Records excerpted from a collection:
━━━━━━━━━━━━━━━━━━━━

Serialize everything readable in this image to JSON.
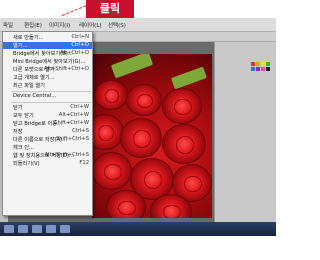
{
  "callout": {
    "text": "클릭"
  },
  "menubar": {
    "items": [
      "파일",
      "편집(E)",
      "이미지(I)",
      "레이어(L)",
      "선택(S)"
    ]
  },
  "file_menu": {
    "items": [
      {
        "label": "새로 만들기...",
        "shortcut": "Ctrl+N"
      },
      {
        "label": "열기...",
        "shortcut": "Ctrl+O",
        "selected": true
      },
      {
        "label": "Bridge에서 찾아보기(B)...",
        "shortcut": "Alt+Ctrl+O"
      },
      {
        "label": "Mini Bridge에서 찾아보기(G)...",
        "shortcut": ""
      },
      {
        "label": "다른 포맷으로 열기...",
        "shortcut": "Alt+Shift+Ctrl+O"
      },
      {
        "label": "고급 개체로 열기...",
        "shortcut": ""
      },
      {
        "label": "최근 파일 열기",
        "shortcut": ""
      },
      {
        "label": "Device Central...",
        "shortcut": ""
      },
      {
        "label": "닫기",
        "shortcut": "Ctrl+W"
      },
      {
        "label": "모두 닫기",
        "shortcut": "Alt+Ctrl+W"
      },
      {
        "label": "닫고 Bridge로 이동...",
        "shortcut": "Shift+Ctrl+W"
      },
      {
        "label": "저장",
        "shortcut": "Ctrl+S"
      },
      {
        "label": "다른 이름으로 저장(A)...",
        "shortcut": "Shift+Ctrl+S"
      },
      {
        "label": "체크 인...",
        "shortcut": ""
      },
      {
        "label": "웹 및 장치용으로 저장(D)...",
        "shortcut": "Alt+Shift+Ctrl+S"
      },
      {
        "label": "되돌리기(V)",
        "shortcut": "F12"
      }
    ]
  },
  "colors": {
    "callout": "#c8102e",
    "menu_highlight": "#3874d8",
    "taskbar": "#1f2d4f"
  }
}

━━━━━━━━━━━━━━━━━━━━

| THE EXERCISE |
Search the entries for "Shift" and copy out each line that has it.

| SOLUTION BELOW |
        "shortcut": "Alt+Shift+Ctrl+O"
        "shortcut": "Shift+Ctrl+W"
        "shortcut": "Shift+Ctrl+S"
        "shortcut": "Alt+Shift+Ctrl+S"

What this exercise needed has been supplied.